**STATED EXERCISE**
Extract every entry word for word.

**RECORDS SUPPLIED**

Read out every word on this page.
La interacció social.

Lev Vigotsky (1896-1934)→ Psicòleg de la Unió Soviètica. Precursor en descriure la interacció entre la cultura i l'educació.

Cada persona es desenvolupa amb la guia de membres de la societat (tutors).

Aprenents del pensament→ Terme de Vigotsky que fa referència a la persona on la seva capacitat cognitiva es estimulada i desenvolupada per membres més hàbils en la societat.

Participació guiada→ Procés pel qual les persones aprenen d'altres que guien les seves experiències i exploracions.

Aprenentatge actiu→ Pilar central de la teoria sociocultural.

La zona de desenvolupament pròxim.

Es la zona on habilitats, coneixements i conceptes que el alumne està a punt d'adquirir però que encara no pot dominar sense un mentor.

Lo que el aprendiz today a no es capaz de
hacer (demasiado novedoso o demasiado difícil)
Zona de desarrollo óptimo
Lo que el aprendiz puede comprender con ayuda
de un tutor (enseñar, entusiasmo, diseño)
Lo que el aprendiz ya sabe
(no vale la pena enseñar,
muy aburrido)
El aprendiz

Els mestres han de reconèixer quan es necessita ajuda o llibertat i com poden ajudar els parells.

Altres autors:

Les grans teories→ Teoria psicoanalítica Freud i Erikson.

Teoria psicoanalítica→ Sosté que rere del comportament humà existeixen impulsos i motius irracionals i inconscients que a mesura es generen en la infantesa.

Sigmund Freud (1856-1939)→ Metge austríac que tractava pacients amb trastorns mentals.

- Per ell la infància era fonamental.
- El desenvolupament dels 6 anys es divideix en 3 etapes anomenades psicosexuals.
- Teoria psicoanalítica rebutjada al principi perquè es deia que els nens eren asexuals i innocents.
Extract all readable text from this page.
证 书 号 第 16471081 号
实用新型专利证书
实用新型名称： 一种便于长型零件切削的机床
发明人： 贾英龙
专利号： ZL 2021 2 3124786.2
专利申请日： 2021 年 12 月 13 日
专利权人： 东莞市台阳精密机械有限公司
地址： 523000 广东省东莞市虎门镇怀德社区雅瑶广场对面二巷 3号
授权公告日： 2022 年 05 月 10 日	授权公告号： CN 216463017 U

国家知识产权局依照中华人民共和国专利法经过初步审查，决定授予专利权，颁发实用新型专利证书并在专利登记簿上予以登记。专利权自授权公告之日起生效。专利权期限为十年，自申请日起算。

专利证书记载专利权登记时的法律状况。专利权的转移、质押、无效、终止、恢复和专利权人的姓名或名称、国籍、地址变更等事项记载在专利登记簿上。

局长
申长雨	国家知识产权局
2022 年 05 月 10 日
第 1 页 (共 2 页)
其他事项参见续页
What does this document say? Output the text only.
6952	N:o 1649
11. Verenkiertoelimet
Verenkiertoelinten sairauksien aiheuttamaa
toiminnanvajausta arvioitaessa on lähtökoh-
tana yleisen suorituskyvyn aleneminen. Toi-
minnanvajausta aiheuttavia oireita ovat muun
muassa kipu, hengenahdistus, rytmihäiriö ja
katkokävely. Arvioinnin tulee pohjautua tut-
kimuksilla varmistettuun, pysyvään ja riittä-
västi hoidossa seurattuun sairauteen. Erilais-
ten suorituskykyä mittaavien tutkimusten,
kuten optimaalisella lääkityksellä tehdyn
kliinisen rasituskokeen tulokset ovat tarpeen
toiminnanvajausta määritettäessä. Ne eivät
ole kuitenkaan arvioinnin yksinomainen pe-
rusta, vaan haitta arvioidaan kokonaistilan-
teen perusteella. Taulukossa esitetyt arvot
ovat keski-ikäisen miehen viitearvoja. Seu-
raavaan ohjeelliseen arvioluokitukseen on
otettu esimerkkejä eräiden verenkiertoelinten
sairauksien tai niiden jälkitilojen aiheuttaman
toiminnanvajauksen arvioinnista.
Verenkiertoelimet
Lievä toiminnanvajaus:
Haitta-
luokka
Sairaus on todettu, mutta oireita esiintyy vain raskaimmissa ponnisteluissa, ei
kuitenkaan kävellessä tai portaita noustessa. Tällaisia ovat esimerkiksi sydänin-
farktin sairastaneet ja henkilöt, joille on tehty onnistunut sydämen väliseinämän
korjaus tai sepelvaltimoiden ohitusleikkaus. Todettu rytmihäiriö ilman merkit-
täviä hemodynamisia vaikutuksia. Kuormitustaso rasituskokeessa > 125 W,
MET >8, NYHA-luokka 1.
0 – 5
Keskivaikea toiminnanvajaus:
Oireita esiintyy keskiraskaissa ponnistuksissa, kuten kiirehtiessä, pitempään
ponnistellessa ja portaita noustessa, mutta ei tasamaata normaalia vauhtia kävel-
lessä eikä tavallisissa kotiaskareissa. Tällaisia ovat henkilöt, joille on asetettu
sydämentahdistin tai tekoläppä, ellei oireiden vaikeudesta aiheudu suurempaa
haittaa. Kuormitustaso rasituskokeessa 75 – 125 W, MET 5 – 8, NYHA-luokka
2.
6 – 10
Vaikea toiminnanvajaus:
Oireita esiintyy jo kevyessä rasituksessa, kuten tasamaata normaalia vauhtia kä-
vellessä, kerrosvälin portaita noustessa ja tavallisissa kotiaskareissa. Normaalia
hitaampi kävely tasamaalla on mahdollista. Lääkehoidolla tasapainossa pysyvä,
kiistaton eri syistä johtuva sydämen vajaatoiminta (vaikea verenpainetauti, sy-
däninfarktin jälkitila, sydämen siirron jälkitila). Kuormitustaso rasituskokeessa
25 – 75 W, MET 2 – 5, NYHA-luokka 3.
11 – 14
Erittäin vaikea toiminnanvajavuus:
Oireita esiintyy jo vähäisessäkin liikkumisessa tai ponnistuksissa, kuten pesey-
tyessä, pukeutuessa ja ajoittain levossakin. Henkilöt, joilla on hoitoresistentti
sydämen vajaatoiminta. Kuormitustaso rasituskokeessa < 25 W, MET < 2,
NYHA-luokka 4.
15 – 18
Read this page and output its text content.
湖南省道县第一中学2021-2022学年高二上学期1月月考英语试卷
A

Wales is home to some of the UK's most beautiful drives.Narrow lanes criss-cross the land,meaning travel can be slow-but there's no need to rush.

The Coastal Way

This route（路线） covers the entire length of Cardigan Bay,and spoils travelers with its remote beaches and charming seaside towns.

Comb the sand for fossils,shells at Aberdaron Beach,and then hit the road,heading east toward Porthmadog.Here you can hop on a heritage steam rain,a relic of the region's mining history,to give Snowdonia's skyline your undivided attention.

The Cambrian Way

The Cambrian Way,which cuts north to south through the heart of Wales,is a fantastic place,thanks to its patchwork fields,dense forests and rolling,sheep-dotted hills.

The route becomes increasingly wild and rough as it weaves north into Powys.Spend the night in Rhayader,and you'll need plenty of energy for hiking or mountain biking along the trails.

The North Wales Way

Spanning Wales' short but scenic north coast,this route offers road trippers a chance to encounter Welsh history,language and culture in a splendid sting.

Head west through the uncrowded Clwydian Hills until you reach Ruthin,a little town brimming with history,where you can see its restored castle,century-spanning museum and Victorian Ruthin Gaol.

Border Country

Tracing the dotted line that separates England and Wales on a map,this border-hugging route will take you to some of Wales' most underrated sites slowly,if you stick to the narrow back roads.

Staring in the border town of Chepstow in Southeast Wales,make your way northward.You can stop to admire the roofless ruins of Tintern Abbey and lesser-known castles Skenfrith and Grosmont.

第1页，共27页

**OUTPUT OF THE EXERCISE**
Read out every word on this page.
La interacció social.

Lev Vigotsky (1896-1934)→ Psicòleg de la Unió Soviètica. Precursor en descriure la interacció entre la cultura i l'educació.

Cada persona es desenvolupa amb la guia de membres de la societat (tutors).

Aprenents del pensament→ Terme de Vigotsky que fa referència a la persona on la seva capacitat cognitiva es estimulada i desenvolupada per membres més hàbils en la societat.

Participació guiada→ Procés pel qual les persones aprenen d'altres que guien les seves experiències i exploracions.

Aprenentatge actiu→ Pilar central de la teoria sociocultural.

La zona de desenvolupament pròxim.

Es la zona on habilitats, coneixements i conceptes que el alumne està a punt d'adquirir però que encara no pot dominar sense un mentor.

Lo que el aprendiz today a no es capaz de
hacer (demasiado novedoso o demasiado difícil)
Zona de desarrollo óptimo
Lo que el aprendiz puede comprender con ayuda
de un tutor (enseñar, entusiasmo, diseño)
Lo que el aprendiz ya sabe
(no vale la pena enseñar,
muy aburrido)
El aprendiz

Els mestres han de reconèixer quan es necessita ajuda o llibertat i com poden ajudar els parells.

Altres autors:

Les grans teories→ Teoria psicoanalítica Freud i Erikson.

Teoria psicoanalítica→ Sosté que rere del comportament humà existeixen impulsos i motius irracionals i inconscients que a mesura es generen en la infantesa.

Sigmund Freud (1856-1939)→ Metge austríac que tractava pacients amb trastorns mentals.

- Per ell la infància era fonamental.
- El desenvolupament dels 6 anys es divideix en 3 etapes anomenades psicosexuals.
- Teoria psicoanalítica rebutjada al principi perquè es deia que els nens eren asexuals i innocents.
Extract all readable text from this page.
证 书 号 第 16471081 号
实用新型专利证书
实用新型名称： 一种便于长型零件切削的机床
发明人： 贾英龙
专利号： ZL 2021 2 3124786.2
专利申请日： 2021 年 12 月 13 日
专利权人： 东莞市台阳精密机械有限公司
地址： 523000 广东省东莞市虎门镇怀德社区雅瑶广场对面二巷 3号
授权公告日： 2022 年 05 月 10 日	授权公告号： CN 216463017 U

国家知识产权局依照中华人民共和国专利法经过初步审查，决定授予专利权，颁发实用新型专利证书并在专利登记簿上予以登记。专利权自授权公告之日起生效。专利权期限为十年，自申请日起算。

专利证书记载专利权登记时的法律状况。专利权的转移、质押、无效、终止、恢复和专利权人的姓名或名称、国籍、地址变更等事项记载在专利登记簿上。

局长
申长雨	国家知识产权局
2022 年 05 月 10 日
第 1 页 (共 2 页)
其他事项参见续页
What does this document say? Output the text only.
6952	N:o 1649
11. Verenkiertoelimet
Verenkiertoelinten sairauksien aiheuttamaa
toiminnanvajausta arvioitaessa on lähtökoh-
tana yleisen suorituskyvyn aleneminen. Toi-
minnanvajausta aiheuttavia oireita ovat muun
muassa kipu, hengenahdistus, rytmihäiriö ja
katkokävely. Arvioinnin tulee pohjautua tut-
kimuksilla varmistettuun, pysyvään ja riittä-
västi hoidossa seurattuun sairauteen. Erilais-
ten suorituskykyä mittaavien tutkimusten,
kuten optimaalisella lääkityksellä tehdyn
kliinisen rasituskokeen tulokset ovat tarpeen
toiminnanvajausta määritettäessä. Ne eivät
ole kuitenkaan arvioinnin yksinomainen pe-
rusta, vaan haitta arvioidaan kokonaistilan-
teen perusteella. Taulukossa esitetyt arvot
ovat keski-ikäisen miehen viitearvoja. Seu-
raavaan ohjeelliseen arvioluokitukseen on
otettu esimerkkejä eräiden verenkiertoelinten
sairauksien tai niiden jälkitilojen aiheuttaman
toiminnanvajauksen arvioinnista.
Verenkiertoelimet
Lievä toiminnanvajaus:
Haitta-
luokka
Sairaus on todettu, mutta oireita esiintyy vain raskaimmissa ponnisteluissa, ei
kuitenkaan kävellessä tai portaita noustessa. Tällaisia ovat esimerkiksi sydänin-
farktin sairastaneet ja henkilöt, joille on tehty onnistunut sydämen väliseinämän
korjaus tai sepelvaltimoiden ohitusleikkaus. Todettu rytmihäiriö ilman merkit-
täviä hemodynamisia vaikutuksia. Kuormitustaso rasituskokeessa > 125 W,
MET >8, NYHA-luokka 1.
0 – 5
Keskivaikea toiminnanvajaus:
Oireita esiintyy keskiraskaissa ponnistuksissa, kuten kiirehtiessä, pitempään
ponnistellessa ja portaita noustessa, mutta ei tasamaata normaalia vauhtia kävel-
lessä eikä tavallisissa kotiaskareissa. Tällaisia ovat henkilöt, joille on asetettu
sydämentahdistin tai tekoläppä, ellei oireiden vaikeudesta aiheudu suurempaa
haittaa. Kuormitustaso rasituskokeessa 75 – 125 W, MET 5 – 8, NYHA-luokka
2.
6 – 10
Vaikea toiminnanvajaus:
Oireita esiintyy jo kevyessä rasituksessa, kuten tasamaata normaalia vauhtia kä-
vellessä, kerrosvälin portaita noustessa ja tavallisissa kotiaskareissa. Normaalia
hitaampi kävely tasamaalla on mahdollista. Lääkehoidolla tasapainossa pysyvä,
kiistaton eri syistä johtuva sydämen vajaatoiminta (vaikea verenpainetauti, sy-
däninfarktin jälkitila, sydämen siirron jälkitila). Kuormitustaso rasituskokeessa
25 – 75 W, MET 2 – 5, NYHA-luokka 3.
11 – 14
Erittäin vaikea toiminnanvajavuus:
Oireita esiintyy jo vähäisessäkin liikkumisessa tai ponnistuksissa, kuten pesey-
tyessä, pukeutuessa ja ajoittain levossakin. Henkilöt, joilla on hoitoresistentti
sydämen vajaatoiminta. Kuormitustaso rasituskokeessa < 25 W, MET < 2,
NYHA-luokka 4.
15 – 18
Read this page and output its text content.
湖南省道县第一中学2021-2022学年高二上学期1月月考英语试卷
A

Wales is home to some of the UK's most beautiful drives.Narrow lanes criss-cross the land,meaning travel can be slow-but there's no need to rush.

The Coastal Way

This route（路线） covers the entire length of Cardigan Bay,and spoils travelers with its remote beaches and charming seaside towns.

Comb the sand for fossils,shells at Aberdaron Beach,and then hit the road,heading east toward Porthmadog.Here you can hop on a heritage steam rain,a relic of the region's mining history,to give Snowdonia's skyline your undivided attention.

The Cambrian Way

The Cambrian Way,which cuts north to south through the heart of Wales,is a fantastic place,thanks to its patchwork fields,dense forests and rolling,sheep-dotted hills.

The route becomes increasingly wild and rough as it weaves north into Powys.Spend the night in Rhayader,and you'll need plenty of energy for hiking or mountain biking along the trails.

The North Wales Way

Spanning Wales' short but scenic north coast,this route offers road trippers a chance to encounter Welsh history,language and culture in a splendid sting.

Head west through the uncrowded Clwydian Hills until you reach Ruthin,a little town brimming with history,where you can see its restored castle,century-spanning museum and Victorian Ruthin Gaol.

Border Country

Tracing the dotted line that separates England and Wales on a map,this border-hugging route will take you to some of Wales' most underrated sites slowly,if you stick to the narrow back roads.

Staring in the border town of Chepstow in Southeast Wales,make your way northward.You can stop to admire the roofless ruins of Tintern Abbey and lesser-known castles Skenfrith and Grosmont.

第1页，共27页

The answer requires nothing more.